Saved entries:
══════
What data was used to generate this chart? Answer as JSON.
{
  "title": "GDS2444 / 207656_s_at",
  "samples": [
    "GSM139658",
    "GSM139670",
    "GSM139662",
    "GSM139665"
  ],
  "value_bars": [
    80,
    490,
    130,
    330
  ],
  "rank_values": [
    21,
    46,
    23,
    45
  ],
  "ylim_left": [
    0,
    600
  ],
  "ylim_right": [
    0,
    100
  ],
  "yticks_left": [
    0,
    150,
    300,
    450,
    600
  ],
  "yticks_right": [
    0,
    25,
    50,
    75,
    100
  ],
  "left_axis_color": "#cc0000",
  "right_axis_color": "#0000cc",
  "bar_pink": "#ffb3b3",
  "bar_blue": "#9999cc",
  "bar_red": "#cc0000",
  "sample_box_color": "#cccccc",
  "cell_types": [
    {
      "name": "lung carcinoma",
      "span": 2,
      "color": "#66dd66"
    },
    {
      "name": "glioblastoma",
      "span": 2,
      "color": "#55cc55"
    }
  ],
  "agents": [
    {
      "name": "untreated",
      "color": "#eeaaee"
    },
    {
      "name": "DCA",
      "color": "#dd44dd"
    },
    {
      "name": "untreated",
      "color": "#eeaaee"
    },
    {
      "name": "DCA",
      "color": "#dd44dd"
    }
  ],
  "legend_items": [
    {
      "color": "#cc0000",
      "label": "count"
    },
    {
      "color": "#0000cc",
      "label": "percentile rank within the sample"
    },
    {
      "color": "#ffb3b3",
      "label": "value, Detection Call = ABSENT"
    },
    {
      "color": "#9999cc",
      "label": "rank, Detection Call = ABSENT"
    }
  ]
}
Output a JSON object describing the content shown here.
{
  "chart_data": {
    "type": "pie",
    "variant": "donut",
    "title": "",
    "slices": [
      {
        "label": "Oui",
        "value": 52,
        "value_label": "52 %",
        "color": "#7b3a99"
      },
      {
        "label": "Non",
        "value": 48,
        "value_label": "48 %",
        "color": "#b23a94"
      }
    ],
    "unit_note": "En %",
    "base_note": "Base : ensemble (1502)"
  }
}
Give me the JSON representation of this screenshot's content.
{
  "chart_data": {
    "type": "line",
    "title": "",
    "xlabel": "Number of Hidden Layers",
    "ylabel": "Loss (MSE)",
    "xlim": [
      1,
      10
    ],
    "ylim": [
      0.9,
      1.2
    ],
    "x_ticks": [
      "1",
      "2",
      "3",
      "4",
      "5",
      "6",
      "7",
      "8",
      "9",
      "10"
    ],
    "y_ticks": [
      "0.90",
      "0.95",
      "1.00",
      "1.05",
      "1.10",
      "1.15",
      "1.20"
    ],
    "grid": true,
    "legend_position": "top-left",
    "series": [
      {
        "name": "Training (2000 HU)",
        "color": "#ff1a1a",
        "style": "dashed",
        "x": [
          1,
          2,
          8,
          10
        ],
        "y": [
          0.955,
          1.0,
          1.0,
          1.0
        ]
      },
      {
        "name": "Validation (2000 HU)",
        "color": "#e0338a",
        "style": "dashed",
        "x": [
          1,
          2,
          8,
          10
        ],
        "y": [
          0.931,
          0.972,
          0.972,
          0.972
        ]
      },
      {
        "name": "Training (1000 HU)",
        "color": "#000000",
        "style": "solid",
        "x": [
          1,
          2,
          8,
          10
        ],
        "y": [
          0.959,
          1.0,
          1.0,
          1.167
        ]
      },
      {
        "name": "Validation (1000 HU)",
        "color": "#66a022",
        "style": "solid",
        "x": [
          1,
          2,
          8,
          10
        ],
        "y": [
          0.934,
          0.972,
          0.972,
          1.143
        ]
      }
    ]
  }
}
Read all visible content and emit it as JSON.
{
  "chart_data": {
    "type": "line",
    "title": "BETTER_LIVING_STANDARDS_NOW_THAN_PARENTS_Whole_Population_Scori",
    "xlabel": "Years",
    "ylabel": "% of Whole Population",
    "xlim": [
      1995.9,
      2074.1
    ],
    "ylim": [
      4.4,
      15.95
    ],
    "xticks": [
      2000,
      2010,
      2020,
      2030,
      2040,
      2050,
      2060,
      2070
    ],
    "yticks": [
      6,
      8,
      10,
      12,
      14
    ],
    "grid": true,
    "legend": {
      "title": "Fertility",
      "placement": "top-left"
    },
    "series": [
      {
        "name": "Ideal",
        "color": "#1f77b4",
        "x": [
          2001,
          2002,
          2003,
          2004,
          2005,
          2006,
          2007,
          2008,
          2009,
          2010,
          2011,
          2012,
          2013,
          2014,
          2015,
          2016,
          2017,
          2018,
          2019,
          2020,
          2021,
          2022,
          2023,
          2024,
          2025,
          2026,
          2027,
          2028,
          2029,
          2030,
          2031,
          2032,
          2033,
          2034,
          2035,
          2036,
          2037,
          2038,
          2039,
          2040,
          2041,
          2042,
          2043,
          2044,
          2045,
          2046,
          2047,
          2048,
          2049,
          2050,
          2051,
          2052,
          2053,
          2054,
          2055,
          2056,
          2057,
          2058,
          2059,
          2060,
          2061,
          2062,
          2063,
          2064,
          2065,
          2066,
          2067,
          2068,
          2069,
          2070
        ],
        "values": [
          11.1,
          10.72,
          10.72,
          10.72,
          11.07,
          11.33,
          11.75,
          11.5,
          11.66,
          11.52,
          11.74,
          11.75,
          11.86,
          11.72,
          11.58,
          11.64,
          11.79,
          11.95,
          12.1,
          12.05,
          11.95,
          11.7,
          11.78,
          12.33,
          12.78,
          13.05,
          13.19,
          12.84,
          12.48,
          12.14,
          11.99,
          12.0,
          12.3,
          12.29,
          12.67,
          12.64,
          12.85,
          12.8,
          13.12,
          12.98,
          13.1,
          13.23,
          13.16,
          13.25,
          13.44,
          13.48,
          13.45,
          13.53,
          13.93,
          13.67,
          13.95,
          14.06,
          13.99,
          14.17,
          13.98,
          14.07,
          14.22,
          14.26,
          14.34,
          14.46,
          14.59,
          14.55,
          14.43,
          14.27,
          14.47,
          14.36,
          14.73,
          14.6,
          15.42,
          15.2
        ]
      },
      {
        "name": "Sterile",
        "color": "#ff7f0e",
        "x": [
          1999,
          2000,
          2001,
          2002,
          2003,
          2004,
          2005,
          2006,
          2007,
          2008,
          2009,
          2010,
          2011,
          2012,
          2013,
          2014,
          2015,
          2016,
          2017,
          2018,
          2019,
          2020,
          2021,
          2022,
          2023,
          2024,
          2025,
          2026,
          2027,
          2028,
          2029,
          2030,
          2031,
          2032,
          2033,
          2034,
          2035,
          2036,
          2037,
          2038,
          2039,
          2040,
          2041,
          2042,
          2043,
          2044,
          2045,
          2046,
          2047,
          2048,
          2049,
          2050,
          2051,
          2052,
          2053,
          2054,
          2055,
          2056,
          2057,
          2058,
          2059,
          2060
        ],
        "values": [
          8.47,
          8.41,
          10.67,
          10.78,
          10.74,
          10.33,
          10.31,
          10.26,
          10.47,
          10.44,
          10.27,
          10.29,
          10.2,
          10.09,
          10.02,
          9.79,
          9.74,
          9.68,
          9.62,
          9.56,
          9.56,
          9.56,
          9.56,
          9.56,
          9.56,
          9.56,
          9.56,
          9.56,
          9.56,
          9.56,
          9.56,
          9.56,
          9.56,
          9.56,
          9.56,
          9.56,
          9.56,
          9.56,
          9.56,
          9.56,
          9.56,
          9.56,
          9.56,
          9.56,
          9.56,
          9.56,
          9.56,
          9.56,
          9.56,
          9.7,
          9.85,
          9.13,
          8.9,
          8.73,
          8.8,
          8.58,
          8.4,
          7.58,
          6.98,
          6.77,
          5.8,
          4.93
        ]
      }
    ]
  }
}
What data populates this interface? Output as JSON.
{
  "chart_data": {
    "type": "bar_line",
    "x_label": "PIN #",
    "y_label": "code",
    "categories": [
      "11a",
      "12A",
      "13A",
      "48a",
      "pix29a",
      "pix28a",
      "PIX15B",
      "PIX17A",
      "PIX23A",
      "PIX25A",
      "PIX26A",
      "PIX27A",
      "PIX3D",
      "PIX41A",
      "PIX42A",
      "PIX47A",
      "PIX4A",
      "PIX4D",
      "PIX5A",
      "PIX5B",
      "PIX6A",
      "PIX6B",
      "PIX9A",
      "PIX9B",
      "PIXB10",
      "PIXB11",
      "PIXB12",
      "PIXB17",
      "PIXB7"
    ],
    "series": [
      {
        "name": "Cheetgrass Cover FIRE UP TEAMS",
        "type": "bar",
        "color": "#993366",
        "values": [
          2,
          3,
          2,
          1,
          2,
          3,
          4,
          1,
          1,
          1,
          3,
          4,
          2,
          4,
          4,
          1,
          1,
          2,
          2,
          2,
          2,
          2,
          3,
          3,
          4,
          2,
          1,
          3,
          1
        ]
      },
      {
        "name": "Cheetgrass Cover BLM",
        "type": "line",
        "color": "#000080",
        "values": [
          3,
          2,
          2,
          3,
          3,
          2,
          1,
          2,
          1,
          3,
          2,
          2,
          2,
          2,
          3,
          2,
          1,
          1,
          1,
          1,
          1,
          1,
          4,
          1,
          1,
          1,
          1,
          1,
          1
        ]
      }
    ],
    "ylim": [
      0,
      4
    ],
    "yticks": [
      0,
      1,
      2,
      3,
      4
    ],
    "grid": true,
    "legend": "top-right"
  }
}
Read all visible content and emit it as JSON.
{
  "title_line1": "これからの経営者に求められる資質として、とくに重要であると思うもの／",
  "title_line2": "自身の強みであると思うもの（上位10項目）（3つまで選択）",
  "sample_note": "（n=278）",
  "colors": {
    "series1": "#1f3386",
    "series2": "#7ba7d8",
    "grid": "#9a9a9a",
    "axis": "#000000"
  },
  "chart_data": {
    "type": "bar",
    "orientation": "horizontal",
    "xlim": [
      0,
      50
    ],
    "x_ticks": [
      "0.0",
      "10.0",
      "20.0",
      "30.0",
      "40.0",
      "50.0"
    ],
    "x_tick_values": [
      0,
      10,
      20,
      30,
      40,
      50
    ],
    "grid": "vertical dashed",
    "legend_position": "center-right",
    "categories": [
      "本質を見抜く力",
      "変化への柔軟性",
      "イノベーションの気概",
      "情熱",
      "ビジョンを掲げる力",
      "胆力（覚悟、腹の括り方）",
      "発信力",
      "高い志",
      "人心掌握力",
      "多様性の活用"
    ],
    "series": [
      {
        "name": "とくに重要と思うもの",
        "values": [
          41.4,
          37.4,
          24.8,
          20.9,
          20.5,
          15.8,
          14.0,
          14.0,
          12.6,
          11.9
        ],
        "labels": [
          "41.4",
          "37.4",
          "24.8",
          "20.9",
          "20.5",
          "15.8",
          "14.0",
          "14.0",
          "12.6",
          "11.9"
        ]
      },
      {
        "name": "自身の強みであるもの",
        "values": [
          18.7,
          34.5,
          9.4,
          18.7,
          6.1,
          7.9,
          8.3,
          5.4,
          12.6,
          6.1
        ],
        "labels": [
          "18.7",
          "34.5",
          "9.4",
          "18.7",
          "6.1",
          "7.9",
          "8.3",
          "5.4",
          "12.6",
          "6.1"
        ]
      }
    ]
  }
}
══════
**Aim of the exercise:** List each line holding the string "JSON".

**Result for this task:**
What data was used to generate this chart? Answer as JSON.
Output a JSON object describing the content shown here.
Give me the JSON representation of this screenshot's content.
Read all visible content and emit it as JSON.
What data populates this interface? Output as JSON.
Read all visible content and emit it as JSON.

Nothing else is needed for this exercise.